■ WRITTEN TASK:
Reproduce the records exactly.
# # # # #
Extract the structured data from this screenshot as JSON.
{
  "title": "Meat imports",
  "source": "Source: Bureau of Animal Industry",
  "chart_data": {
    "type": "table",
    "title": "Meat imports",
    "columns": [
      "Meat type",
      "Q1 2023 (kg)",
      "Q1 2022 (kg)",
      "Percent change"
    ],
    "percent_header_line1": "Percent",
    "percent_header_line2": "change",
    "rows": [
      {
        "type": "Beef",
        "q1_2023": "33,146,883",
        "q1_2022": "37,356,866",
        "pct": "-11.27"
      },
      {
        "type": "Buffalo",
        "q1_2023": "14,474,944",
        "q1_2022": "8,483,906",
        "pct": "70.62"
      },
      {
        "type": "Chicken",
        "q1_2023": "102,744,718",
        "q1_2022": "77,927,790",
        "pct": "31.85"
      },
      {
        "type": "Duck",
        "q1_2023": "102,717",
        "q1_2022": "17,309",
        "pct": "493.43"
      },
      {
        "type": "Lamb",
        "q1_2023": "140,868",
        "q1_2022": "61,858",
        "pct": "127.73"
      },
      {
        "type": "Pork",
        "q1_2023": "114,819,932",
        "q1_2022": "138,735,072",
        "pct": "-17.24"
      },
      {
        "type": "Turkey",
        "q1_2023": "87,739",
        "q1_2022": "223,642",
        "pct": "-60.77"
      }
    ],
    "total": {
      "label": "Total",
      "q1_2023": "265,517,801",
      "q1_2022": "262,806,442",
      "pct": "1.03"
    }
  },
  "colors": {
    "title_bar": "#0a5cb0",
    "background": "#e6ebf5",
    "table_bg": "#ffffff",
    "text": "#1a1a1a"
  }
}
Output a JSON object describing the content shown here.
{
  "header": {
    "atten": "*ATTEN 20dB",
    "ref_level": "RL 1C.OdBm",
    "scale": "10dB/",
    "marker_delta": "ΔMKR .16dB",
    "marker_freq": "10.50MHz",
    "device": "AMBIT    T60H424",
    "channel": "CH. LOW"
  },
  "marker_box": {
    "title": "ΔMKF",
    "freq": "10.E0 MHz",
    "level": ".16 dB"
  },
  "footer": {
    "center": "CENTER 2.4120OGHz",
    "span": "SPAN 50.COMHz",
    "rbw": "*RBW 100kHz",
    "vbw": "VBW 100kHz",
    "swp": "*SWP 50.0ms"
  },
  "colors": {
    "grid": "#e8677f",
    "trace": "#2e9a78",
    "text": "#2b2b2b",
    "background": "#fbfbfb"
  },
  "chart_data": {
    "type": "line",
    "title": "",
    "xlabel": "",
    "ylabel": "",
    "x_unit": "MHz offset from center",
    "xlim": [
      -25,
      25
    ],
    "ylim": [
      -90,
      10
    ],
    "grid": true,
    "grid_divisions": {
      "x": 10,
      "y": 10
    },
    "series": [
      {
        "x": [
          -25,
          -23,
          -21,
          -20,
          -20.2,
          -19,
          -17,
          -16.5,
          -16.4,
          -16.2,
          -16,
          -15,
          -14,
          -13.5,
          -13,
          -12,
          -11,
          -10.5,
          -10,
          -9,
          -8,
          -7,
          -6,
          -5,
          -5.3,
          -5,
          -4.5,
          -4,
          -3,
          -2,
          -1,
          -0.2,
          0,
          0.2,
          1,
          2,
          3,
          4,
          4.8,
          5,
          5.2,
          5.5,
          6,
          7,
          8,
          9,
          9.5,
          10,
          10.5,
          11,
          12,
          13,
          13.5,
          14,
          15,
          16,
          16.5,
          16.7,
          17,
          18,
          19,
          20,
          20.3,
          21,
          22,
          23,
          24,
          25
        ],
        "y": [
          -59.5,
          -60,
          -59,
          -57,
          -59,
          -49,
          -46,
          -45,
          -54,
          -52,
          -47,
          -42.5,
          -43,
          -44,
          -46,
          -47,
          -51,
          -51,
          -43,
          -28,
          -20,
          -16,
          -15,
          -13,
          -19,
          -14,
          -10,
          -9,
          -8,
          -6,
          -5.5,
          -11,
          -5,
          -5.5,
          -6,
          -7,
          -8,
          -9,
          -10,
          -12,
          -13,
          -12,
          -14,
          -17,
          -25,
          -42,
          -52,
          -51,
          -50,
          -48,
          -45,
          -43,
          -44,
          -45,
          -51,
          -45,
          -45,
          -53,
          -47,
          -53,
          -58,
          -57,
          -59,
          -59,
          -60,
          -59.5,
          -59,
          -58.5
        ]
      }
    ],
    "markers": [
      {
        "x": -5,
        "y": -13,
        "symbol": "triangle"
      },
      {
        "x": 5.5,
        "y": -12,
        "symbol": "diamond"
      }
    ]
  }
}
# # # # #
■ ANSWER IN FULL:
Extract the structured data from this screenshot as JSON.
{
  "title": "Meat imports",
  "source": "Source: Bureau of Animal Industry",
  "chart_data": {
    "type": "table",
    "title": "Meat imports",
    "columns": [
      "Meat type",
      "Q1 2023 (kg)",
      "Q1 2022 (kg)",
      "Percent change"
    ],
    "percent_header_line1": "Percent",
    "percent_header_line2": "change",
    "rows": [
      {
        "type": "Beef",
        "q1_2023": "33,146,883",
        "q1_2022": "37,356,866",
        "pct": "-11.27"
      },
      {
        "type": "Buffalo",
        "q1_2023": "14,474,944",
        "q1_2022": "8,483,906",
        "pct": "70.62"
      },
      {
        "type": "Chicken",
        "q1_2023": "102,744,718",
        "q1_2022": "77,927,790",
        "pct": "31.85"
      },
      {
        "type": "Duck",
        "q1_2023": "102,717",
        "q1_2022": "17,309",
        "pct": "493.43"
      },
      {
        "type": "Lamb",
        "q1_2023": "140,868",
        "q1_2022": "61,858",
        "pct": "127.73"
      },
      {
        "type": "Pork",
        "q1_2023": "114,819,932",
        "q1_2022": "138,735,072",
        "pct": "-17.24"
      },
      {
        "type": "Turkey",
        "q1_2023": "87,739",
        "q1_2022": "223,642",
        "pct": "-60.77"
      }
    ],
    "total": {
      "label": "Total",
      "q1_2023": "265,517,801",
      "q1_2022": "262,806,442",
      "pct": "1.03"
    }
  },
  "colors": {
    "title_bar": "#0a5cb0",
    "background": "#e6ebf5",
    "table_bg": "#ffffff",
    "text": "#1a1a1a"
  }
}
Output a JSON object describing the content shown here.
{
  "header": {
    "atten": "*ATTEN 20dB",
    "ref_level": "RL 1C.OdBm",
    "scale": "10dB/",
    "marker_delta": "ΔMKR .16dB",
    "marker_freq": "10.50MHz",
    "device": "AMBIT    T60H424",
    "channel": "CH. LOW"
  },
  "marker_box": {
    "title": "ΔMKF",
    "freq": "10.E0 MHz",
    "level": ".16 dB"
  },
  "footer": {
    "center": "CENTER 2.4120OGHz",
    "span": "SPAN 50.COMHz",
    "rbw": "*RBW 100kHz",
    "vbw": "VBW 100kHz",
    "swp": "*SWP 50.0ms"
  },
  "colors": {
    "grid": "#e8677f",
    "trace": "#2e9a78",
    "text": "#2b2b2b",
    "background": "#fbfbfb"
  },
  "chart_data": {
    "type": "line",
    "title": "",
    "xlabel": "",
    "ylabel": "",
    "x_unit": "MHz offset from center",
    "xlim": [
      -25,
      25
    ],
    "ylim": [
      -90,
      10
    ],
    "grid": true,
    "grid_divisions": {
      "x": 10,
      "y": 10
    },
    "series": [
      {
        "x": [
          -25,
          -23,
          -21,
          -20,
          -20.2,
          -19,
          -17,
          -16.5,
          -16.4,
          -16.2,
          -16,
          -15,
          -14,
          -13.5,
          -13,
          -12,
          -11,
          -10.5,
          -10,
          -9,
          -8,
          -7,
          -6,
          -5,
          -5.3,
          -5,
          -4.5,
          -4,
          -3,
          -2,
          -1,
          -0.2,
          0,
          0.2,
          1,
          2,
          3,
          4,
          4.8,
          5,
          5.2,
          5.5,
          6,
          7,
          8,
          9,
          9.5,
          10,
          10.5,
          11,
          12,
          13,
          13.5,
          14,
          15,
          16,
          16.5,
          16.7,
          17,
          18,
          19,
          20,
          20.3,
          21,
          22,
          23,
          24,
          25
        ],
        "y": [
          -59.5,
          -60,
          -59,
          -57,
          -59,
          -49,
          -46,
          -45,
          -54,
          -52,
          -47,
          -42.5,
          -43,
          -44,
          -46,
          -47,
          -51,
          -51,
          -43,
          -28,
          -20,
          -16,
          -15,
          -13,
          -19,
          -14,
          -10,
          -9,
          -8,
          -6,
          -5.5,
          -11,
          -5,
          -5.5,
          -6,
          -7,
          -8,
          -9,
          -10,
          -12,
          -13,
          -12,
          -14,
          -17,
          -25,
          -42,
          -52,
          -51,
          -50,
          -48,
          -45,
          -43,
          -44,
          -45,
          -51,
          -45,
          -45,
          -53,
          -47,
          -53,
          -58,
          -57,
          -59,
          -59,
          -60,
          -59.5,
          -59,
          -58.5
        ]
      }
    ],
    "markers": [
      {
        "x": -5,
        "y": -13,
        "symbol": "triangle"
      },
      {
        "x": 5.5,
        "y": -12,
        "symbol": "diamond"
      }
    ]
  }
}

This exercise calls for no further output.